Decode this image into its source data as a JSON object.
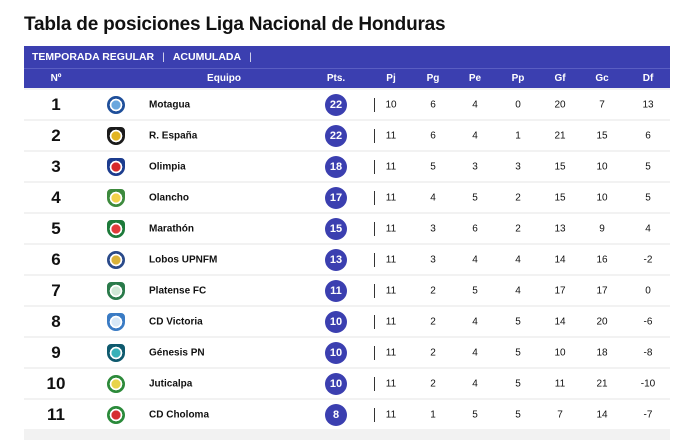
{
  "title": "Tabla de posiciones Liga Nacional de Honduras",
  "tabs": [
    {
      "label": "TEMPORADA REGULAR"
    },
    {
      "label": "ACUMULADA"
    }
  ],
  "tab_separator": "|",
  "columns": {
    "pos": "Nº",
    "team": "Equipo",
    "pts": "Pts.",
    "pj": "Pj",
    "pg": "Pg",
    "pe": "Pe",
    "pp": "Pp",
    "gf": "Gf",
    "gc": "Gc",
    "df": "Df"
  },
  "accent_color": "#3b3fb0",
  "rows": [
    {
      "pos": "1",
      "team": "Motagua",
      "pts": "22",
      "pj": "10",
      "pg": "6",
      "pe": "4",
      "pp": "0",
      "gf": "20",
      "gc": "7",
      "df": "13",
      "crest": {
        "c1": "#1f4f9a",
        "c2": "#6aa7de",
        "shape": "circle"
      }
    },
    {
      "pos": "2",
      "team": "R. España",
      "pts": "22",
      "pj": "11",
      "pg": "6",
      "pe": "4",
      "pp": "1",
      "gf": "21",
      "gc": "15",
      "df": "6",
      "crest": {
        "c1": "#1b1b1b",
        "c2": "#e2b422",
        "shape": "shield"
      }
    },
    {
      "pos": "3",
      "team": "Olimpia",
      "pts": "18",
      "pj": "11",
      "pg": "5",
      "pe": "3",
      "pp": "3",
      "gf": "15",
      "gc": "10",
      "df": "5",
      "crest": {
        "c1": "#1c3c8e",
        "c2": "#d62a2a",
        "shape": "shield"
      }
    },
    {
      "pos": "4",
      "team": "Olancho",
      "pts": "17",
      "pj": "11",
      "pg": "4",
      "pe": "5",
      "pp": "2",
      "gf": "15",
      "gc": "10",
      "df": "5",
      "crest": {
        "c1": "#3d8a3d",
        "c2": "#f2d24b",
        "shape": "shield"
      }
    },
    {
      "pos": "5",
      "team": "Marathón",
      "pts": "15",
      "pj": "11",
      "pg": "3",
      "pe": "6",
      "pp": "2",
      "gf": "13",
      "gc": "9",
      "df": "4",
      "crest": {
        "c1": "#1d7a3a",
        "c2": "#e03b3b",
        "shape": "shield"
      }
    },
    {
      "pos": "6",
      "team": "Lobos UPNFM",
      "pts": "13",
      "pj": "11",
      "pg": "3",
      "pe": "4",
      "pp": "4",
      "gf": "14",
      "gc": "16",
      "df": "-2",
      "crest": {
        "c1": "#2a4a8a",
        "c2": "#d9b23a",
        "shape": "circle"
      }
    },
    {
      "pos": "7",
      "team": "Platense FC",
      "pts": "11",
      "pj": "11",
      "pg": "2",
      "pe": "5",
      "pp": "4",
      "gf": "17",
      "gc": "17",
      "df": "0",
      "crest": {
        "c1": "#2a7a4a",
        "c2": "#cfe8d6",
        "shape": "shield"
      }
    },
    {
      "pos": "8",
      "team": "CD Victoria",
      "pts": "10",
      "pj": "11",
      "pg": "2",
      "pe": "4",
      "pp": "5",
      "gf": "14",
      "gc": "20",
      "df": "-6",
      "crest": {
        "c1": "#3a7bc4",
        "c2": "#d6e7f7",
        "shape": "shield"
      }
    },
    {
      "pos": "9",
      "team": "Génesis PN",
      "pts": "10",
      "pj": "11",
      "pg": "2",
      "pe": "4",
      "pp": "5",
      "gf": "10",
      "gc": "18",
      "df": "-8",
      "crest": {
        "c1": "#0f5a6e",
        "c2": "#38b1b8",
        "shape": "shield"
      }
    },
    {
      "pos": "10",
      "team": "Juticalpa",
      "pts": "10",
      "pj": "11",
      "pg": "2",
      "pe": "4",
      "pp": "5",
      "gf": "11",
      "gc": "21",
      "df": "-10",
      "crest": {
        "c1": "#2d8a3a",
        "c2": "#e8d34a",
        "shape": "circle"
      }
    },
    {
      "pos": "11",
      "team": "CD Choloma",
      "pts": "8",
      "pj": "11",
      "pg": "1",
      "pe": "5",
      "pp": "5",
      "gf": "7",
      "gc": "14",
      "df": "-7",
      "crest": {
        "c1": "#2a8a3a",
        "c2": "#d63030",
        "shape": "circle"
      }
    }
  ]
}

#### [Work instructions]
Pick every line with "label" in it and copy it.

#### [Answer in full]
      "label": "TEMPORADA REGULAR"
      "label": "ACUMULADA"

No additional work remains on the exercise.